* **BRIEF**
From the listing that follows, extract every line and set it down unaltered.

[Figure collection entries]
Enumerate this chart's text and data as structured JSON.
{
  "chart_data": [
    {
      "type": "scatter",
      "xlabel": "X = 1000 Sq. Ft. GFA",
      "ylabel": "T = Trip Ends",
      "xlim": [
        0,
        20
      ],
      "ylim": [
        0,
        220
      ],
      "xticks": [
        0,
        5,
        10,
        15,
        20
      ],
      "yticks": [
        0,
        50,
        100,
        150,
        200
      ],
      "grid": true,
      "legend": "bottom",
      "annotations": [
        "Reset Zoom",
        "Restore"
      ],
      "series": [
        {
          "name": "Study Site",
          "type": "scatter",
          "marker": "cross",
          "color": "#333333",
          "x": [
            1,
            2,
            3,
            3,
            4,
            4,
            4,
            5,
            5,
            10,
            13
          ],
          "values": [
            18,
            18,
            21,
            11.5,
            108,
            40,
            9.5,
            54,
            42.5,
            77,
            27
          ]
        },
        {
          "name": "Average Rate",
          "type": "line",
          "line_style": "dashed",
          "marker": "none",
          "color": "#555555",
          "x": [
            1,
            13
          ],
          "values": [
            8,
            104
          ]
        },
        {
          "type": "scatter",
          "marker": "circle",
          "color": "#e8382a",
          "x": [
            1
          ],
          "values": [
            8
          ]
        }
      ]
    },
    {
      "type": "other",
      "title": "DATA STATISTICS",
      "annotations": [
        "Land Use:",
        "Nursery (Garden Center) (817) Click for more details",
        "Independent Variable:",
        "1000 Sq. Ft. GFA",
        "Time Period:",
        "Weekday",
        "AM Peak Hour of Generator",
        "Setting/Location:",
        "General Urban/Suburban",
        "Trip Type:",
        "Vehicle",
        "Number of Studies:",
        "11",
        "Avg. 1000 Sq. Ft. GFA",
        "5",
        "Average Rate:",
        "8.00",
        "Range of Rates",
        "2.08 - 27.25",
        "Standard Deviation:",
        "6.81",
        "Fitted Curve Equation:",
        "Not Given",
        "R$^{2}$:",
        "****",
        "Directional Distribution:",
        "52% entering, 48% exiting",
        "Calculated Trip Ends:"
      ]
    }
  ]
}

* **SOLUTION FOR THIS TASK**
Enumerate this chart's text and data as structured JSON.
{
  "chart_data": [
    {
      "type": "scatter",
      "xlabel": "X = 1000 Sq. Ft. GFA",
      "ylabel": "T = Trip Ends",
      "xlim": [
        0,
        20
      ],
      "ylim": [
        0,
        220
      ],
      "xticks": [
        0,
        5,
        10,
        15,
        20
      ],
      "yticks": [
        0,
        50,
        100,
        150,
        200
      ],
      "grid": true,
      "legend": "bottom",
      "annotations": [
        "Reset Zoom",
        "Restore"
      ],
      "series": [
        {
          "name": "Study Site",
          "type": "scatter",
          "marker": "cross",
          "color": "#333333",
          "x": [
            1,
            2,
            3,
            3,
            4,
            4,
            4,
            5,
            5,
            10,
            13
          ],
          "values": [
            18,
            18,
            21,
            11.5,
            108,
            40,
            9.5,
            54,
            42.5,
            77,
            27
          ]
        },
        {
          "name": "Average Rate",
          "type": "line",
          "line_style": "dashed",
          "marker": "none",
          "color": "#555555",
          "x": [
            1,
            13
          ],
          "values": [
            8,
            104
          ]
        },
        {
          "type": "scatter",
          "marker": "circle",
          "color": "#e8382a",
          "x": [
            1
          ],
          "values": [
            8
          ]
        }
      ]
    },
    {
      "type": "other",
      "title": "DATA STATISTICS",
      "annotations": [
        "Land Use:",
        "Nursery (Garden Center) (817) Click for more details",
        "Independent Variable:",
        "1000 Sq. Ft. GFA",
        "Time Period:",
        "Weekday",
        "AM Peak Hour of Generator",
        "Setting/Location:",
        "General Urban/Suburban",
        "Trip Type:",
        "Vehicle",
        "Number of Studies:",
        "11",
        "Avg. 1000 Sq. Ft. GFA",
        "5",
        "Average Rate:",
        "8.00",
        "Range of Rates",
        "2.08 - 27.25",
        "Standard Deviation:",
        "6.81",
        "Fitted Curve Equation:",
        "Not Given",
        "R$^{2}$:",
        "****",
        "Directional Distribution:",
        "52% entering, 48% exiting",
        "Calculated Trip Ends:"
      ]
    }
  ]
}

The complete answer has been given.